[BEGIN EXCERPTED RECORDS]

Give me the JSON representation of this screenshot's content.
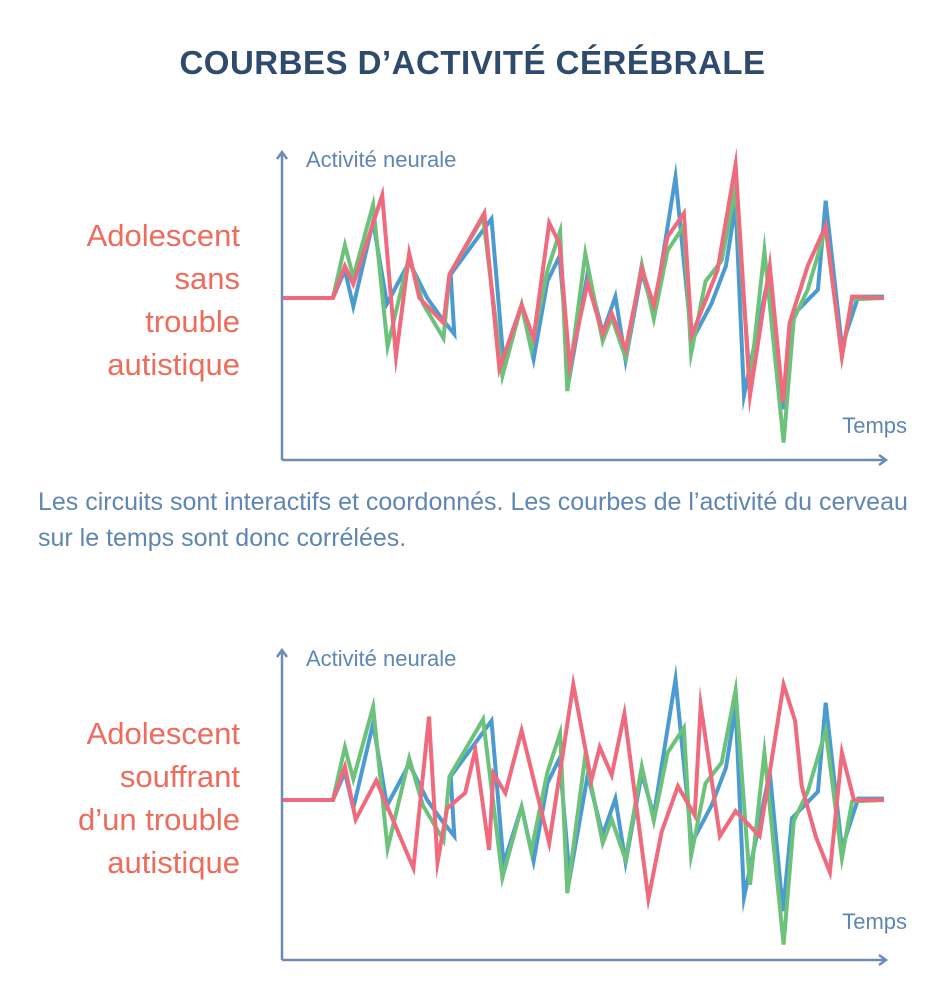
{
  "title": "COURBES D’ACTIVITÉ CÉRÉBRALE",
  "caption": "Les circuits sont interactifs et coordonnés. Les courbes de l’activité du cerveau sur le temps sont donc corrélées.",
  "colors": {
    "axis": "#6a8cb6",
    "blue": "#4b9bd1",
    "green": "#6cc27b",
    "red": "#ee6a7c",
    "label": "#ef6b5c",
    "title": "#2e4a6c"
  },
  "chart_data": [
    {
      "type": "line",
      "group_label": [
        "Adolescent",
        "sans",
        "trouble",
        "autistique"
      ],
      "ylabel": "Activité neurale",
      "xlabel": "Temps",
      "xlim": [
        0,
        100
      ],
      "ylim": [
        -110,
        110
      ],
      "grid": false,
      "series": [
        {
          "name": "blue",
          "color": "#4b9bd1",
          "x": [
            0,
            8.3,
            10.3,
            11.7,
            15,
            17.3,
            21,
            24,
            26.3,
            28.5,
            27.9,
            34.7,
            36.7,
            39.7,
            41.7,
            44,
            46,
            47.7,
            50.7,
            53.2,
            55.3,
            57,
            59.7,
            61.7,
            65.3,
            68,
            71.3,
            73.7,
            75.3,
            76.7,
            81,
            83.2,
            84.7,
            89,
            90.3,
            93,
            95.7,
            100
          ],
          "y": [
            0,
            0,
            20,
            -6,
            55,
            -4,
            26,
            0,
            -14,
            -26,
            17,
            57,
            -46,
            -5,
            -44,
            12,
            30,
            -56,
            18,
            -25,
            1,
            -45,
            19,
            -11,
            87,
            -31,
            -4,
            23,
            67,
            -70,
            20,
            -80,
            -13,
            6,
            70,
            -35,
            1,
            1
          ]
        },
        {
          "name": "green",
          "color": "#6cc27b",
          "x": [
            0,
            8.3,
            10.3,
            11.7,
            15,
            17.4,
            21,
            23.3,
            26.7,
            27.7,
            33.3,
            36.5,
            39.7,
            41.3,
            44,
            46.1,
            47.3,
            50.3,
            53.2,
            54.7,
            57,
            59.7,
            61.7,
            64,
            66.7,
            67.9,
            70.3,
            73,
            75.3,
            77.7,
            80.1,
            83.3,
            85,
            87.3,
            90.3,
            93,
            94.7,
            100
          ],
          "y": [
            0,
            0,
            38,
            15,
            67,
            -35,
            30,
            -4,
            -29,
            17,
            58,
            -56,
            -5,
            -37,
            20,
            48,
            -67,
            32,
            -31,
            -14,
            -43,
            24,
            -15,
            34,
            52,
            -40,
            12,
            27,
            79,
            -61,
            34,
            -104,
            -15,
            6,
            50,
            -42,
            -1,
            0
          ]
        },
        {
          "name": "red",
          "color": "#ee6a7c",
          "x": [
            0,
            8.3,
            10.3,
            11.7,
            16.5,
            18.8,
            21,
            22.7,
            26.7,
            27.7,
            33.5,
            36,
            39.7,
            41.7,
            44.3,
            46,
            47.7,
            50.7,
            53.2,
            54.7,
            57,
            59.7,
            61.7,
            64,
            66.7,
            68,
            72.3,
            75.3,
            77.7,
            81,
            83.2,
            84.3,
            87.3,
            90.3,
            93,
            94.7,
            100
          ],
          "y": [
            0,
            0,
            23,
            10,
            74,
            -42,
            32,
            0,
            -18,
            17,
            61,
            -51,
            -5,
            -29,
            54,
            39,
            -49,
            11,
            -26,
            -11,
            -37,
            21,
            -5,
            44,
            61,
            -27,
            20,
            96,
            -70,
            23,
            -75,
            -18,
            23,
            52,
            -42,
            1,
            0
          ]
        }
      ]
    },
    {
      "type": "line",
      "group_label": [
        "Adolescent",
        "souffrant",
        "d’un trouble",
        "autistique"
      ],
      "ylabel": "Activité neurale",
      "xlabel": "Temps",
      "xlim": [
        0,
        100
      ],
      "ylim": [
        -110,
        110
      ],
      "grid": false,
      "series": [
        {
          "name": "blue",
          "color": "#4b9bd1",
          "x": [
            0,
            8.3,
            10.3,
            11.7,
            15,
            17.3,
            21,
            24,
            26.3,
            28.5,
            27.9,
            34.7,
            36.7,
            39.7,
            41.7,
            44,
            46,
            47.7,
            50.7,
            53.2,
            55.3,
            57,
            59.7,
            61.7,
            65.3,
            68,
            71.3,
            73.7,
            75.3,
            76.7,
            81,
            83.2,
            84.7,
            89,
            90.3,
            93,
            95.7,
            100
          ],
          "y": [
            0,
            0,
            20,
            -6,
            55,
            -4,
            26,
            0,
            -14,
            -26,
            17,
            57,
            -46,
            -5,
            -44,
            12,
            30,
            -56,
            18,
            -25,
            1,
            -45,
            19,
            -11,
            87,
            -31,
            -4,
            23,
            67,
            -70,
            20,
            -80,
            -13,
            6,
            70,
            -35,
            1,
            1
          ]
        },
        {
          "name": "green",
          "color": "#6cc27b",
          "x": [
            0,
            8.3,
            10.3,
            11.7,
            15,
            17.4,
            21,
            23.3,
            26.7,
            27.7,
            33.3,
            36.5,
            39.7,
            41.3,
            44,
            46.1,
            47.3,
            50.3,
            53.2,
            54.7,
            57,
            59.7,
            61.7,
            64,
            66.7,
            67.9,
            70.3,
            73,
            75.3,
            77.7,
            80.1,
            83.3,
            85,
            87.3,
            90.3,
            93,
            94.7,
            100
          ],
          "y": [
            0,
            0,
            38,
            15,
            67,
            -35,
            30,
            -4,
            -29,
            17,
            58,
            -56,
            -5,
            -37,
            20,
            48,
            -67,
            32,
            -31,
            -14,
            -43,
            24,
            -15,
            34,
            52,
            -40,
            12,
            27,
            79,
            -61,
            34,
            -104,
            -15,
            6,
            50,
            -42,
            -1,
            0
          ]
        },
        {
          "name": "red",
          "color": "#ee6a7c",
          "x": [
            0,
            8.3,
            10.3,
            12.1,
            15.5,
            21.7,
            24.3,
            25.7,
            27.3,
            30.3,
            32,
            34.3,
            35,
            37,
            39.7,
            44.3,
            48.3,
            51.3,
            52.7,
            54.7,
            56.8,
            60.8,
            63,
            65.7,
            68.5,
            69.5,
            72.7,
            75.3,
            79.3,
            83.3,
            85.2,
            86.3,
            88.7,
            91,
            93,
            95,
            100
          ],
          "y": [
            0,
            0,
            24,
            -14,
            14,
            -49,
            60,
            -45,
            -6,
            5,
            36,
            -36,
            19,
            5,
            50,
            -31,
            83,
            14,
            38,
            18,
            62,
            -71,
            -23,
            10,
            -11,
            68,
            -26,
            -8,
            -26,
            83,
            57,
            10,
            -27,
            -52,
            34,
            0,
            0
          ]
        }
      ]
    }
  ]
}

[END EXCERPTED RECORDS]
[BEGIN EXCERPTED RECORDS]

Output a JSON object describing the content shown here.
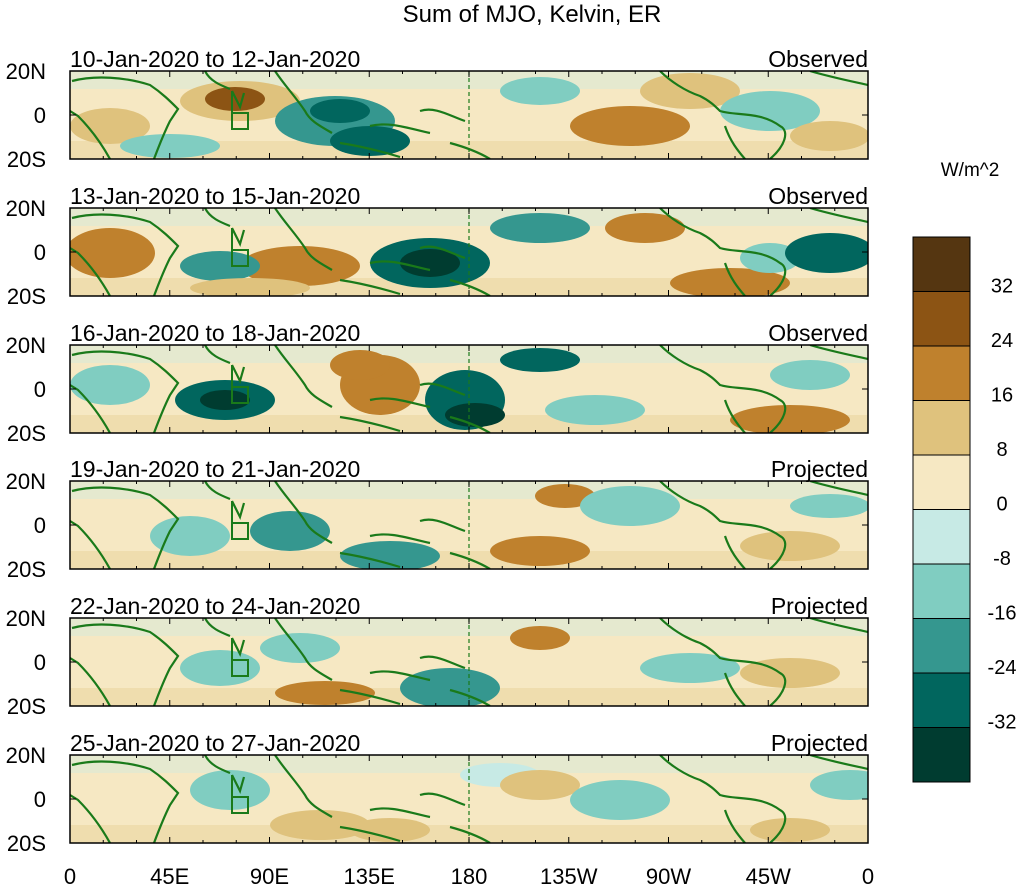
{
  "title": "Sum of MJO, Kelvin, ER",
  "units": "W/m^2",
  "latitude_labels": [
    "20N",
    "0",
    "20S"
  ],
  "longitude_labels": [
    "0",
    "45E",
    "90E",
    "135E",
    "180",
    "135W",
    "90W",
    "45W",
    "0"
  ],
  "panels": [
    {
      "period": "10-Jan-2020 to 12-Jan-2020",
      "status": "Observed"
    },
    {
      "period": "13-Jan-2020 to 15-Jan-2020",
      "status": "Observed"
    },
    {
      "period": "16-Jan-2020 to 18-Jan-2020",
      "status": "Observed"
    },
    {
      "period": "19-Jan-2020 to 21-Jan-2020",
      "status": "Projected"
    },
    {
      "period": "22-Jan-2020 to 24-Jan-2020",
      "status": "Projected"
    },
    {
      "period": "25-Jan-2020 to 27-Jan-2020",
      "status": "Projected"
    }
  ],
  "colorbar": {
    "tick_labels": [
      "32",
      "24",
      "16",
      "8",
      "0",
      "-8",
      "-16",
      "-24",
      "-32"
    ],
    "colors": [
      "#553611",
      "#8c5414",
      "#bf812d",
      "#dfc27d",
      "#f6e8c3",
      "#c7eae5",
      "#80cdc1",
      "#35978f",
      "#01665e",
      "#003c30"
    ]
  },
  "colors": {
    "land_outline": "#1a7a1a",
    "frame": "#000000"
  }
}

[END EXCERPTED RECORDS]
[BEGIN EXCERPTED RECORDS]

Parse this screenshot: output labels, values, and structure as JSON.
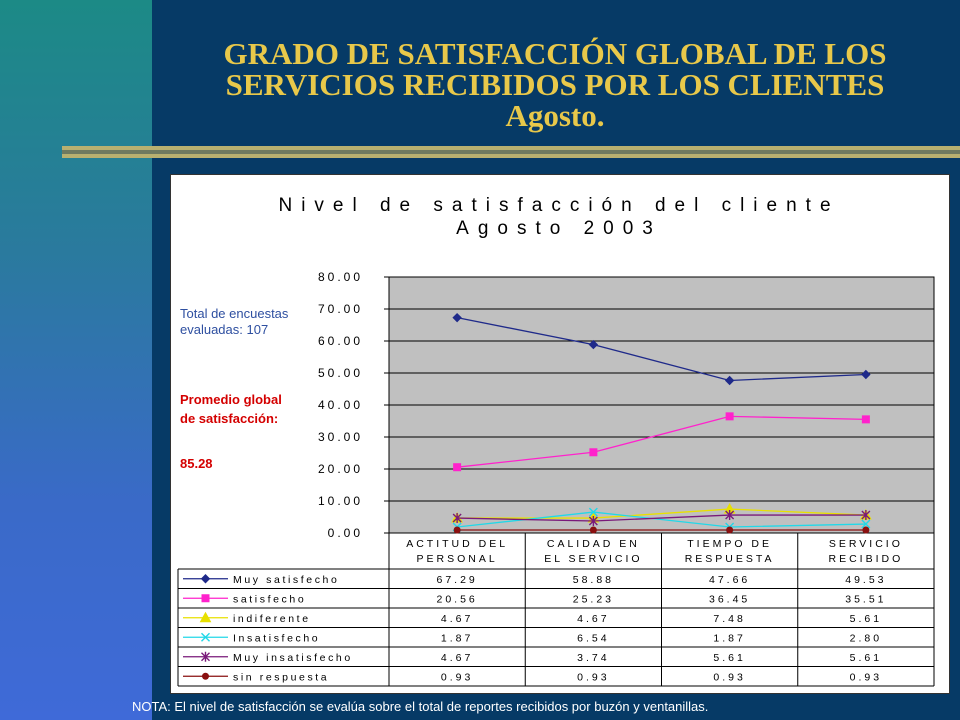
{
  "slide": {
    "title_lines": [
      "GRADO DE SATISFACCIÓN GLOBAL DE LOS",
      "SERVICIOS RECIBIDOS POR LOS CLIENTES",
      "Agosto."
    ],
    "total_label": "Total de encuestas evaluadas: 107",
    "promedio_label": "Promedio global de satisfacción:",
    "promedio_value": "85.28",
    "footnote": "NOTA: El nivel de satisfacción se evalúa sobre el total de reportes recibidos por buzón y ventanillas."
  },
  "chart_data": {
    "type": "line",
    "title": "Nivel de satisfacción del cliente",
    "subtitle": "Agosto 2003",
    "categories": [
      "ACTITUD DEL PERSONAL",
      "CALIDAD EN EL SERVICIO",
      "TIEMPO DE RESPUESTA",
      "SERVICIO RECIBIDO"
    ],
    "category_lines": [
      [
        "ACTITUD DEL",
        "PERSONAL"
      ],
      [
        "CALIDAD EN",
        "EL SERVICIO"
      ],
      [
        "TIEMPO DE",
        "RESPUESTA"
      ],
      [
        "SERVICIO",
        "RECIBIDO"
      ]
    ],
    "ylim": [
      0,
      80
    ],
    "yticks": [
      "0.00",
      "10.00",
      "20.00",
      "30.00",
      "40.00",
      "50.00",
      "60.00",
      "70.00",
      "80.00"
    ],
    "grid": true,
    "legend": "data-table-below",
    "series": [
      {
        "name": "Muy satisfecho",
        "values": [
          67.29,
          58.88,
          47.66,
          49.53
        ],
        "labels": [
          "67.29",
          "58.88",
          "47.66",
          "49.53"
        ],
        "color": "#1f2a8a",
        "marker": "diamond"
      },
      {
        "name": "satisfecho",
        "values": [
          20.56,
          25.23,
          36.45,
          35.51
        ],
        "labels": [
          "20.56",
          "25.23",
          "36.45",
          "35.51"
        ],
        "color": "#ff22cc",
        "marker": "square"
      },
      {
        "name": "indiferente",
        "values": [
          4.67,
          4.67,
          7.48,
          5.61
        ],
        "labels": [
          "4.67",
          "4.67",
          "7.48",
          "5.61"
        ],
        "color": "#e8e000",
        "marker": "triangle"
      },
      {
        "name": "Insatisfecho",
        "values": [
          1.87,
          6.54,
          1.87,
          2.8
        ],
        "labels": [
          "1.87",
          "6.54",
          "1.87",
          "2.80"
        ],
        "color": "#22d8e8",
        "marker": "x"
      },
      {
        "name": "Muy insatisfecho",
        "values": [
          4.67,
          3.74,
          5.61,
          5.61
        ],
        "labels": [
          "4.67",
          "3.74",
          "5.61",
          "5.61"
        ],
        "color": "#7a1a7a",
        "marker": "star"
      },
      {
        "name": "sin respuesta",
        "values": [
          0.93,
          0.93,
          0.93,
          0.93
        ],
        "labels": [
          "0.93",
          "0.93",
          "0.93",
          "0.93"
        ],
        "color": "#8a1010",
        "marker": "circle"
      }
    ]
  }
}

[END EXCERPTED RECORDS]

* WHAT TO WORK ON *
Check every line of the data above for the string "JSON", and copy those that have it.

* RESPONSE FOR THIS EXERCISE *
Give me the JSON representation of this screenshot's content.
Output a JSON object describing the content shown here.
Parse this screenshot: output labels, values, and structure as JSON.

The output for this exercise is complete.